• [Task details]: Gather all lines containing the string "Special" and copy them out.

____

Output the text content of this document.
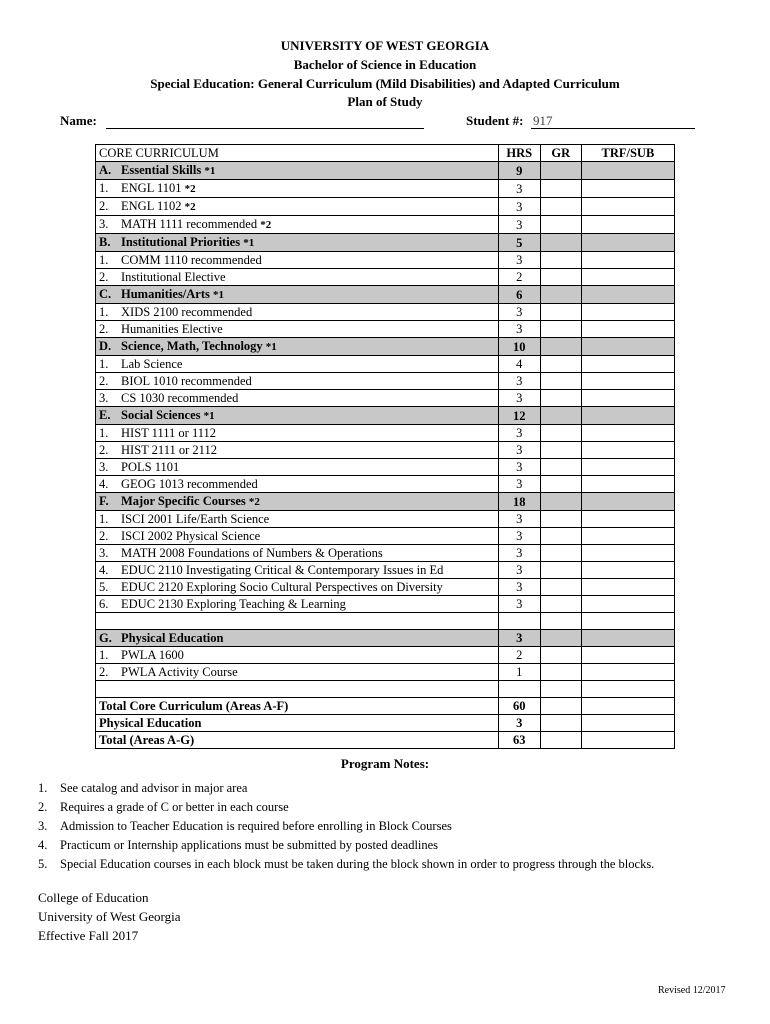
UNIVERSITY OF WEST GEORGIA
Bachelor of Science in Education
Special Education: General Curriculum (Mild Disabilities) and Adapted Curriculum
Plan of Study
Name:	Student #: 917
CORE CURRICULUM	HRS	GR	TRF/SUB
A. Essential Skills *1	9		
1. ENGL 1101 *2	3		
2. ENGL 1102 *2	3		
3. MATH 1111 recommended *2	3		
B. Institutional Priorities *1	5		
1. COMM 1110 recommended	3		
2. Institutional Elective	2		
C. Humanities/Arts *1	6		
1. XIDS 2100 recommended	3		
2. Humanities Elective	3		
D. Science, Math, Technology *1	10		
1. Lab Science	4		
2. BIOL 1010 recommended	3		
3. CS 1030 recommended	3		
E. Social Sciences *1	12		
1. HIST 1111 or 1112	3		
2. HIST 2111 or 2112	3		
3. POLS 1101	3		
4. GEOG 1013 recommended	3		
F. Major Specific Courses *2	18		
1. ISCI 2001 Life/Earth Science	3		
2. ISCI 2002 Physical Science	3		
3. MATH 2008 Foundations of Numbers & Operations	3		
4. EDUC 2110 Investigating Critical & Contemporary Issues in Ed	3		
5. EDUC 2120 Exploring Socio Cultural Perspectives on Diversity	3		
6. EDUC 2130 Exploring Teaching & Learning	3		

G. Physical Education	3		
1. PWLA 1600	2		
2. PWLA Activity Course	1		

Total Core Curriculum (Areas A-F)	60		
Physical Education	3		
Total (Areas A-G)	63		
Program Notes:
1. See catalog and advisor in major area
2. Requires a grade of C or better in each course
3. Admission to Teacher Education is required before enrolling in Block Courses
4. Practicum or Internship applications must be submitted by posted deadlines
5. Special Education courses in each block must be taken during the block shown in order to progress through the blocks.
College of Education
University of West Georgia
Effective Fall 2017
Revised 12/2017
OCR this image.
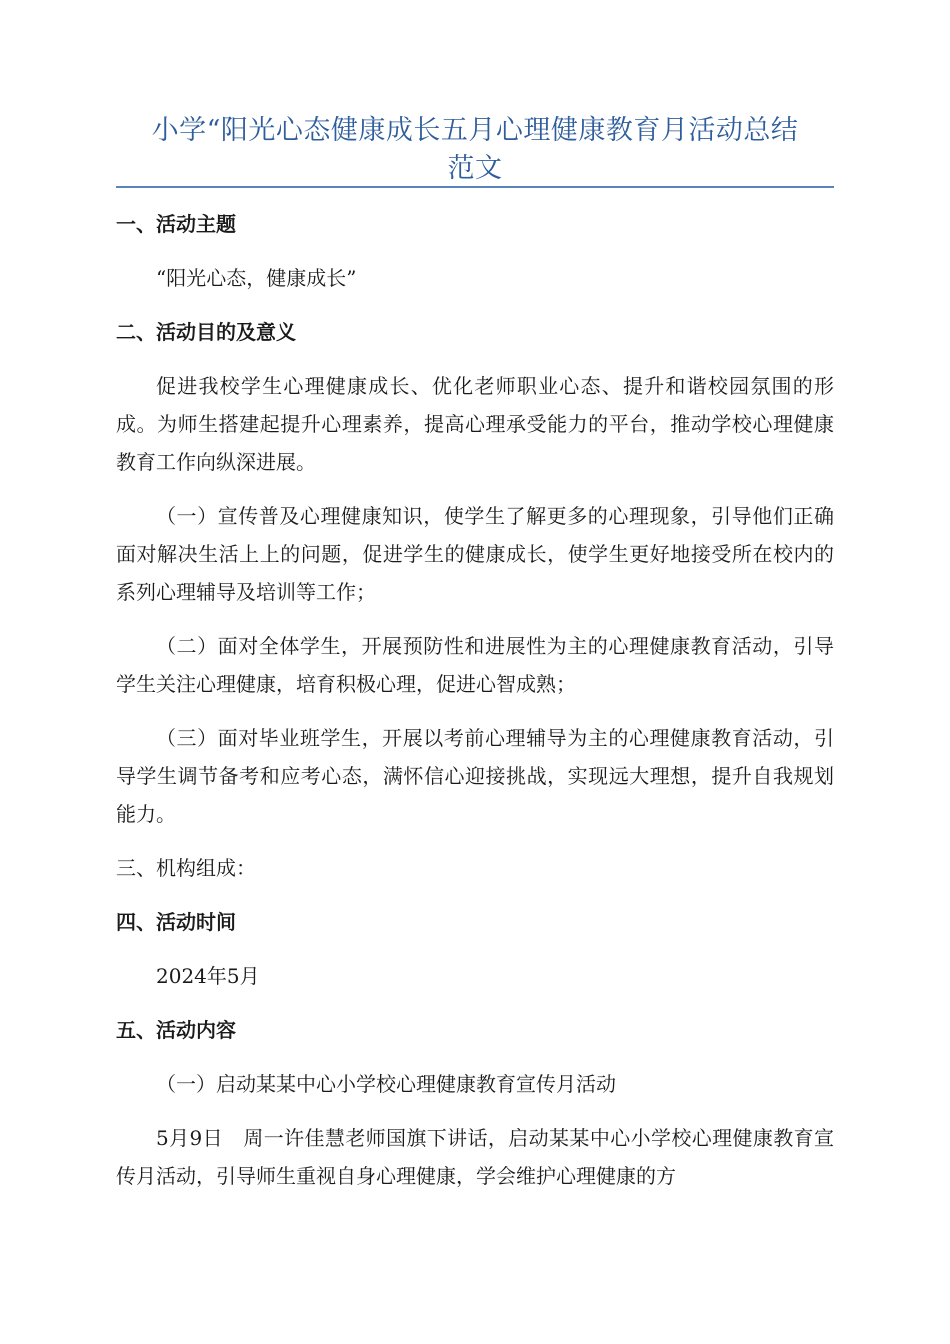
小学“阳光心态健康成长五月心理健康教育月活动总结
范文

一、活动主题

“阳光心态，健康成长”

二、活动目的及意义

促进我校学生心理健康成长、优化老师职业心态、提升和谐校园氛围的形成。为师生搭建起提升心理素养，提高心理承受能力的平台，推动学校心理健康教育工作向纵深进展。

（一）宣传普及心理健康知识，使学生了解更多的心理现象，引导他们正确面对解决生活上上的问题，促进学生的健康成长，使学生更好地接受所在校内的系列心理辅导及培训等工作；

（二）面对全体学生，开展预防性和进展性为主的心理健康教育活动，引导学生关注心理健康，培育积极心理，促进心智成熟；

（三）面对毕业班学生，开展以考前心理辅导为主的心理健康教育活动，引导学生调节备考和应考心态，满怀信心迎接挑战，实现远大理想，提升自我规划能力。

三、机构组成：

四、活动时间

2024年5月

五、活动内容

（一）启动某某中心小学校心理健康教育宣传月活动

5月9日　周一许佳慧老师国旗下讲话，启动某某中心小学校心理健康教育宣传月活动，引导师生重视自身心理健康，学会维护心理健康的方
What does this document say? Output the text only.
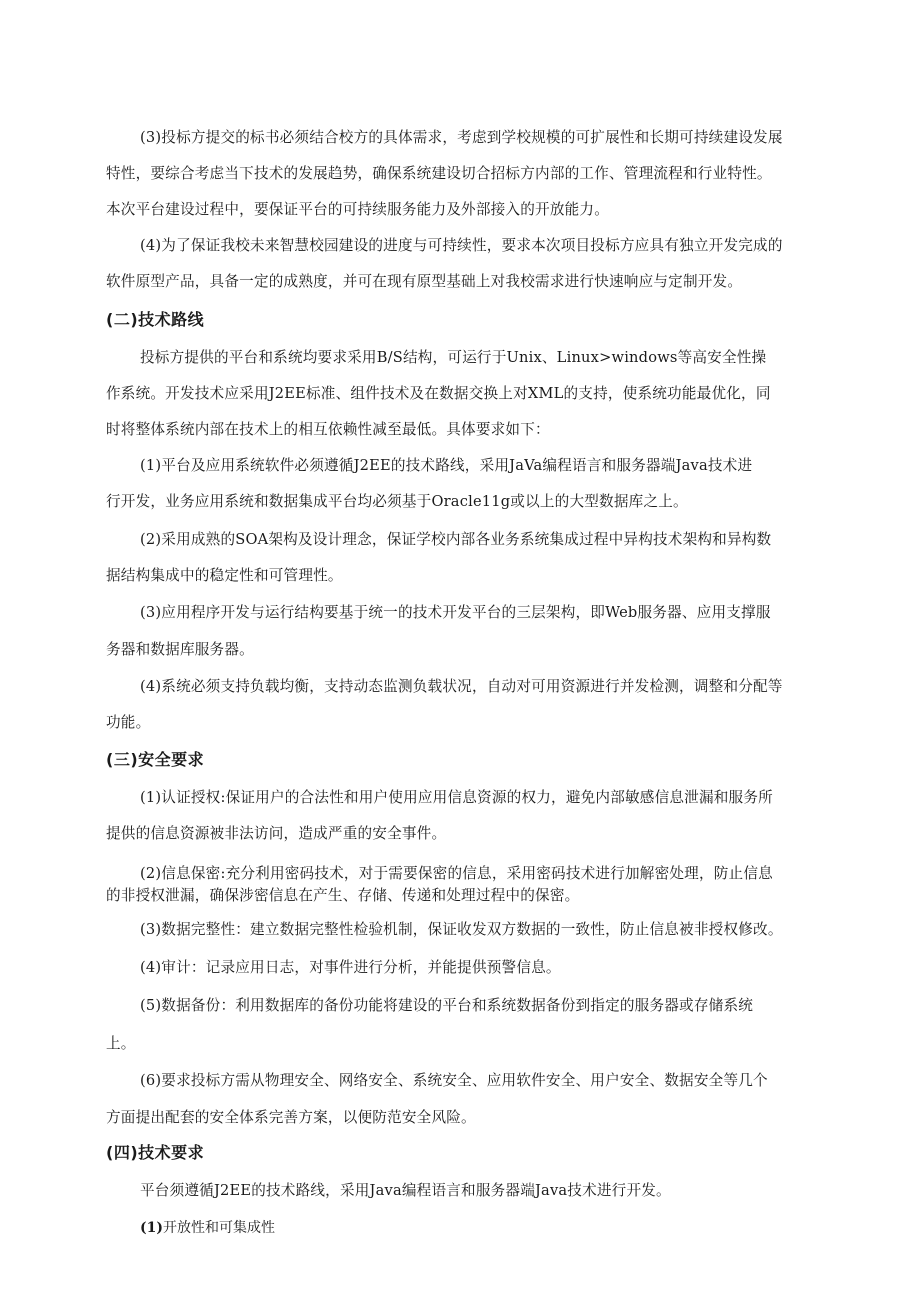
(3)投标方提交的标书必须结合校方的具体需求，考虑到学校规模的可扩展性和长期可持续建设发展
特性，要综合考虑当下技术的发展趋势，确保系统建设切合招标方内部的工作、管理流程和行业特性。
本次平台建设过程中，要保证平台的可持续服务能力及外部接入的开放能力。
(4)为了保证我校未来智慧校园建设的进度与可持续性，要求本次项目投标方应具有独立开发完成的
软件原型产品，具备一定的成熟度，并可在现有原型基础上对我校需求进行快速响应与定制开发。
(二)技术路线
投标方提供的平台和系统均要求采用B/S结构，可运行于Unix、Linux>windows等高安全性操
作系统。开发技术应采用J2EE标准、组件技术及在数据交换上对XML的支持，使系统功能最优化，同
时将整体系统内部在技术上的相互依赖性减至最低。具体要求如下：
(1)平台及应用系统软件必须遵循J2EE的技术路线，采用JaVa编程语言和服务器端Java技术进
行开发，业务应用系统和数据集成平台均必须基于Oracle11g或以上的大型数据库之上。
(2)采用成熟的SOA架构及设计理念，保证学校内部各业务系统集成过程中异构技术架构和异构数
据结构集成中的稳定性和可管理性。
(3)应用程序开发与运行结构要基于统一的技术开发平台的三层架构，即Web服务器、应用支撑服
务器和数据库服务器。
(4)系统必须支持负载均衡，支持动态监测负载状况，自动对可用资源进行并发检测，调整和分配等
功能。
(三)安全要求
(1)认证授权:保证用户的合法性和用户使用应用信息资源的权力，避免内部敏感信息泄漏和服务所
提供的信息资源被非法访问，造成严重的安全事件。
(2)信息保密:充分利用密码技术，对于需要保密的信息，采用密码技术进行加解密处理，防止信息
的非授权泄漏，确保涉密信息在产生、存储、传递和处理过程中的保密。
(3)数据完整性：建立数据完整性检验机制，保证收发双方数据的一致性，防止信息被非授权修改。
(4)审计：记录应用日志，对事件进行分析，并能提供预警信息。
(5)数据备份：利用数据库的备份功能将建设的平台和系统数据备份到指定的服务器或存储系统
上。
(6)要求投标方需从物理安全、网络安全、系统安全、应用软件安全、用户安全、数据安全等几个
方面提出配套的安全体系完善方案，以便防范安全风险。
(四)技术要求
平台须遵循J2EE的技术路线，采用Java编程语言和服务器端Java技术进行开发。
(1)开放性和可集成性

____

• [Task answer]:
Special Education: General Curriculum (Mild Disabilities) and Adapted Curriculum
5. Special Education courses in each block must be taken during the block shown in order to progress through the blocks.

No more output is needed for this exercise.